== Task statement ==
Faithfully return all lines, omitting every embedded picture.

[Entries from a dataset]
──────────────────────────────
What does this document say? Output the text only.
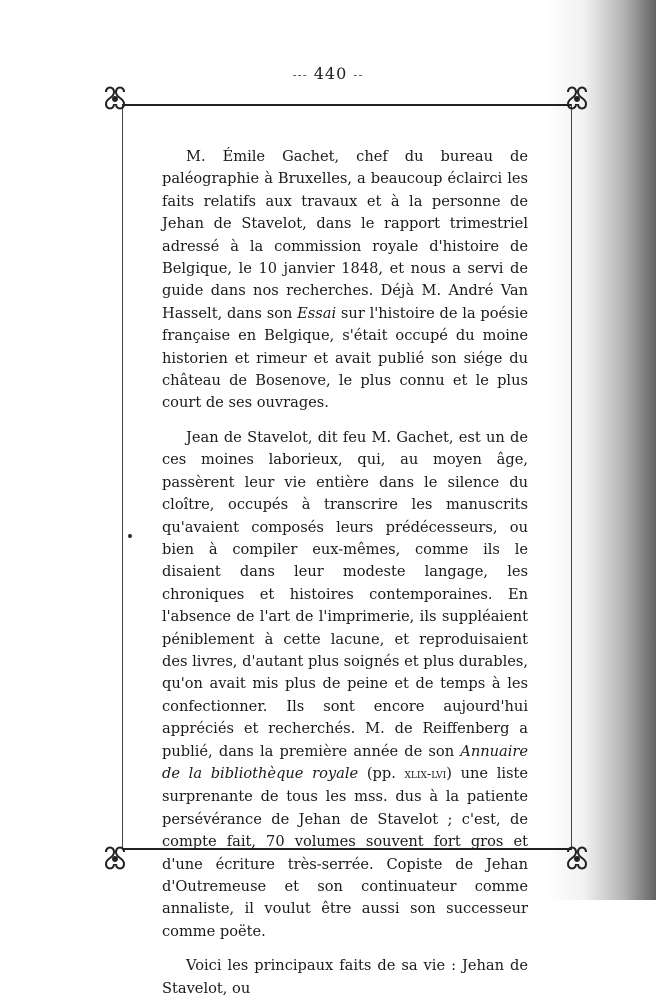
--- 440 --

M. Émile Gachet, chef du bureau de paléographie à Bruxelles, a beaucoup éclairci les faits relatifs aux travaux et à la personne de Jehan de Stavelot, dans le rapport trimestriel adressé à la commission royale d'histoire de Belgique, le 10 janvier 1848, et nous a servi de guide dans nos recherches. Déjà M. André Van Hasselt, dans son Essai sur l'histoire de la poésie française en Belgique, s'était occupé du moine historien et rimeur et avait publié son siége du château de Bosenove, le plus connu et le plus court de ses ouvrages.

Jean de Stavelot, dit feu M. Gachet, est un de ces moines laborieux, qui, au moyen âge, passèrent leur vie entière dans le silence du cloître, occupés à transcrire les manuscrits qu'avaient composés leurs prédécesseurs, ou bien à compiler eux-mêmes, comme ils le disaient dans leur modeste langage, les chroniques et histoires contemporaines. En l'absence de l'art de l'imprimerie, ils suppléaient péniblement à cette lacune, et reproduisaient des livres, d'autant plus soignés et plus durables, qu'on avait mis plus de peine et de temps à les confectionner. Ils sont encore aujourd'hui appréciés et recherchés. M. de Reiffenberg a publié, dans la première année de son Annuaire de la bibliothèque royale (pp. xlix-lvi) une liste surprenante de tous les mss. dus à la patiente persévérance de Jehan de Stavelot ; c'est, de compte fait, 70 volumes souvent fort gros et d'une écriture très-serrée. Copiste de Jehan d'Outremeuse et son continuateur comme annaliste, il voulut être aussi son successeur comme poëte.

Voici les principaux faits de sa vie : Jehan de Stavelot, ou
──────────────────────────────
== Answer to this exercise ==
What does this document say? Output the text only.
--- 440 --

M. Émile Gachet, chef du bureau de paléographie à Bruxelles, a beaucoup éclairci les faits relatifs aux travaux et à la personne de Jehan de Stavelot, dans le rapport trimestriel adressé à la commission royale d'histoire de Belgique, le 10 janvier 1848, et nous a servi de guide dans nos recherches. Déjà M. André Van Hasselt, dans son Essai sur l'histoire de la poésie française en Belgique, s'était occupé du moine historien et rimeur et avait publié son siége du château de Bosenove, le plus connu et le plus court de ses ouvrages.

Jean de Stavelot, dit feu M. Gachet, est un de ces moines laborieux, qui, au moyen âge, passèrent leur vie entière dans le silence du cloître, occupés à transcrire les manuscrits qu'avaient composés leurs prédécesseurs, ou bien à compiler eux-mêmes, comme ils le disaient dans leur modeste langage, les chroniques et histoires contemporaines. En l'absence de l'art de l'imprimerie, ils suppléaient péniblement à cette lacune, et reproduisaient des livres, d'autant plus soignés et plus durables, qu'on avait mis plus de peine et de temps à les confectionner. Ils sont encore aujourd'hui appréciés et recherchés. M. de Reiffenberg a publié, dans la première année de son Annuaire de la bibliothèque royale (pp. xlix-lvi) une liste surprenante de tous les mss. dus à la patiente persévérance de Jehan de Stavelot ; c'est, de compte fait, 70 volumes souvent fort gros et d'une écriture très-serrée. Copiste de Jehan d'Outremeuse et son continuateur comme annaliste, il voulut être aussi son successeur comme poëte.

Voici les principaux faits de sa vie : Jehan de Stavelot, ou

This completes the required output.